> Consigne 1
D'après la page sur Le Carnaval des régents, en quoi la mode des livres-clubs présente-t-elle à la fois un inconvénient et un avantage ? Répondez en une à trois phrases.

---- Page

Littérature

Le carnaval des régents

1/9/1963

 

La mode des livres-clubs aura revêtu à la fois un inconvénient et un avantage. L'inconvénient : déparer nos bibliothèques par un abus de couleurs souvent audacieuses et parfois vilaines. Ces bigarrures font regretter l'harmonie calme des « collections ». L'avantage : nous pouvons enfin lire quelques écrivains dont nous ne connaissions que des maximes détachées tels un Chamfort ou un Rivarol.

Quelque club de l'époque ressuscitera-t-il dans deux siècles l’œuvre de M. Julien Cheverny ? Je l'ignore, mais je puis affirmer que d'ici là cet écrivain, s'il ne se corrige pas, ne sera connu que par des citations. Il assurera la fortune de tous les compilateurs futurs de « Bréviaires moralistes Français » et de « Petits Philosophes de Poche ».

J'anticiperai sur ces recueils. Comment, dans le Carnaval des Régents, dernier livre de M. Cheverny, ne pas se réjouir des formules qui l'émaillent : « la guerre civile, c'est l'absence de politique poursuivie par d'autres moyens ». Ou cette autre : « les morts ont ceci de commode qu'ils parlent toujours par procuration ». Celle-ci encore, à laquelle s'enchaîne une allusion à votre situation présente : « les élites sont toujours prêtes à soutenir parce qu'elles sont aussi toujours prêtes à l'abandon. Les hauts fonctionnaires ne se demandent plus comment bien servir en se servant bien, mais qui trahir et à quel moment ». Car notre République Cinquième semble avoir été créée tout exprès pour permettre à M. Cheverny un jeu de sentences lapidaires. Le malaise de l'Armée ? « Un système généralisé de la reconnaissance de l'objection de conscience au seul profit des Officiers supérieurs et des généraux », système où « chacun n'en fait qu'à sa tête tant qu'il la garde sur ses épaules ». Mais voici le heurt de Mon Pouvoir avec Mon Opposition-de-droite : « Comment le nihilisme tempéré du régime gaullien ne serait-il pas amené à se heurter à des nihilisme plus brutaux, tout en fournissant par son existence même une excellente justification de départ ».

--------

> Consigne 2
Repérez toutes les lignes des enregistrements qui contiennent la chaîne « Plots », en tenant compte de la casse.

---- Données extraites

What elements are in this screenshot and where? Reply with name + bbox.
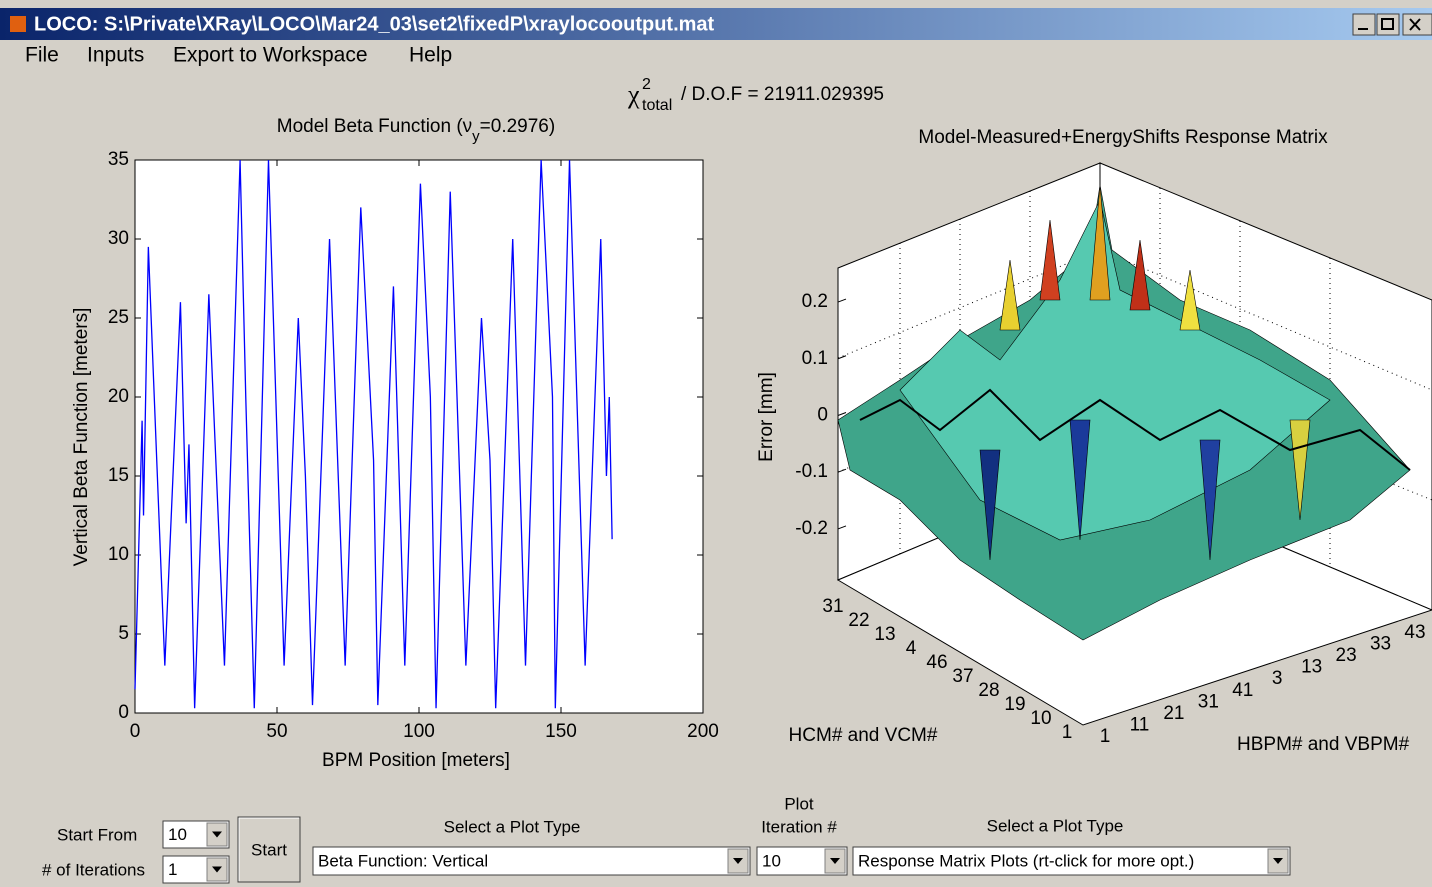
y-tick-label: 5 bbox=[118, 623, 129, 644]
menu-item[interactable]: Export to Workspace bbox=[173, 44, 368, 67]
axis-tick-label: 3 bbox=[1272, 668, 1283, 689]
axis-tick-label: 1 bbox=[1062, 722, 1073, 743]
x-tick-label: 150 bbox=[545, 721, 577, 742]
menu-item[interactable]: Inputs bbox=[87, 44, 144, 67]
axis-tick-label: 21 bbox=[1163, 703, 1184, 724]
axis-tick-label: 46 bbox=[926, 652, 947, 673]
title-sub: y bbox=[472, 128, 480, 145]
chi-sup: 2 bbox=[642, 76, 651, 93]
y-tick-label: 35 bbox=[108, 149, 129, 170]
axis-tick-label: 4 bbox=[906, 638, 917, 659]
y-tick-label: 20 bbox=[108, 386, 129, 407]
axis-tick-label: 1 bbox=[1100, 726, 1111, 747]
label: Select a Plot Type bbox=[444, 817, 581, 836]
x-axis-label: HCM# and VCM# bbox=[789, 725, 938, 746]
start-button[interactable]: Start bbox=[237, 816, 301, 883]
title-part: Model Beta Function (ν bbox=[277, 116, 472, 137]
axis-tick-label: 37 bbox=[952, 666, 973, 687]
surface-title: Model-Measured+EnergyShifts Response Mat… bbox=[918, 127, 1328, 148]
z-tick bbox=[837, 412, 847, 416]
x-tick-label: 100 bbox=[403, 721, 435, 742]
label: Iteration # bbox=[761, 817, 837, 836]
dropdown-value: 10 bbox=[762, 851, 781, 870]
chi-symbol: χ bbox=[627, 80, 640, 109]
x-axis-label: BPM Position [meters] bbox=[322, 750, 510, 771]
y-tick-label: 15 bbox=[108, 465, 129, 486]
x-tick-label: 0 bbox=[130, 721, 141, 742]
axis-tick-label: 31 bbox=[822, 596, 843, 617]
window-buttons[interactable] bbox=[1352, 13, 1432, 36]
z-tick bbox=[837, 468, 847, 473]
dropdown-arrow bbox=[830, 858, 840, 864]
x-tick-label: 200 bbox=[687, 721, 719, 742]
label: Plot bbox=[784, 794, 814, 813]
z-tick bbox=[837, 525, 847, 530]
dropdown[interactable]: 10 bbox=[756, 846, 848, 876]
z-tick-label: -0.1 bbox=[795, 461, 828, 482]
chi-text: / D.O.F = 21911.029395 bbox=[681, 84, 884, 105]
beta-line bbox=[134, 159, 613, 709]
dropdown[interactable]: Response Matrix Plots (rt-click for more… bbox=[852, 846, 1291, 876]
dropdown[interactable]: 10 bbox=[162, 820, 230, 849]
y-axis-label: Vertical Beta Function [meters] bbox=[71, 308, 92, 567]
dropdown-box bbox=[852, 846, 1291, 876]
axis-tick-label: 31 bbox=[1198, 691, 1219, 712]
axis-tick-label: 13 bbox=[874, 624, 895, 645]
axis-tick-label: 43 bbox=[1404, 622, 1425, 643]
z-axis-label: Error [mm] bbox=[756, 372, 777, 462]
axis-tick-label: 13 bbox=[1301, 657, 1322, 678]
z-tick-label: 0.2 bbox=[802, 291, 828, 312]
axis-tick-label: 23 bbox=[1336, 645, 1357, 666]
menu-item[interactable]: File bbox=[25, 44, 59, 67]
title-bar bbox=[0, 8, 1432, 40]
dropdown-arrow bbox=[1273, 858, 1283, 864]
dropdown-value: Beta Function: Vertical bbox=[318, 851, 488, 870]
app-icon bbox=[10, 16, 26, 32]
z-tick-label: 0 bbox=[817, 405, 828, 426]
y-axis-label: HBPM# and VBPM# bbox=[1237, 734, 1410, 755]
surface-decoration bbox=[837, 184, 1411, 641]
z-tick bbox=[837, 355, 847, 360]
y-tick-label: 25 bbox=[108, 307, 129, 328]
button-label: Start bbox=[251, 840, 287, 859]
dropdown[interactable]: 1 bbox=[162, 855, 230, 884]
z-tick-label: 0.1 bbox=[802, 348, 828, 369]
dropdown-arrow bbox=[212, 831, 222, 838]
axis-tick-label: 10 bbox=[1030, 708, 1051, 729]
label: Select a Plot Type bbox=[987, 816, 1124, 835]
dropdown-arrow bbox=[212, 866, 222, 873]
menu-bar: File Inputs Export to Workspace Help bbox=[25, 44, 452, 67]
dropdown-arrow bbox=[733, 858, 743, 864]
z-tick bbox=[837, 298, 847, 303]
dropdown-value: Response Matrix Plots (rt-click for more… bbox=[858, 851, 1194, 870]
dropdown-value: 1 bbox=[168, 860, 177, 879]
dropdown-value: 10 bbox=[168, 825, 187, 844]
x-tick-label: 50 bbox=[266, 721, 287, 742]
label: # of Iterations bbox=[42, 860, 145, 879]
dropdown-box bbox=[312, 846, 751, 876]
y-tick-label: 30 bbox=[108, 228, 129, 249]
chi-sub: total bbox=[642, 97, 672, 114]
label: Start From bbox=[57, 825, 137, 844]
z-tick-label: -0.2 bbox=[795, 518, 828, 539]
dropdown[interactable]: Beta Function: Vertical bbox=[312, 846, 751, 876]
y-tick-label: 0 bbox=[118, 702, 129, 723]
window-title: LOCO: S:\Private\XRay\LOCO\Mar24_03\set2… bbox=[34, 13, 715, 35]
axis-tick-label: 41 bbox=[1232, 680, 1253, 701]
axis-tick-label: 28 bbox=[978, 680, 999, 701]
axis-tick-label: 33 bbox=[1370, 634, 1391, 655]
menu-item[interactable]: Help bbox=[409, 44, 452, 67]
title-part: =0.2976) bbox=[480, 116, 556, 137]
controls: Start From # of Iterations Select a Plot… bbox=[42, 794, 1124, 883]
y-tick-label: 10 bbox=[108, 544, 129, 565]
axis-tick-label: 22 bbox=[848, 610, 869, 631]
axis-tick-label: 19 bbox=[1004, 694, 1025, 715]
chart-title: Model Beta Function (νy=0.2976) bbox=[277, 116, 555, 145]
axis-tick-label: 11 bbox=[1130, 714, 1150, 735]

--------

> Solution 1
L'inconvénient est que leurs couleurs souvent audacieuses et parfois vilaines déparent les bibliothèques et font regretter l'harmonie calme des « collections ». L'avantage est qu'on peut enfin lire des écrivains, comme Chamfort ou Rivarol, dont on ne connaissait que des maximes détachées.

> Solution 2
dropdown[interactable]: Response Matrix Plots (rt-click for more… bbox=[852, 846, 1291, 876]
dropdown-value: Response Matrix Plots (rt-click for more… bbox=[858, 851, 1194, 870]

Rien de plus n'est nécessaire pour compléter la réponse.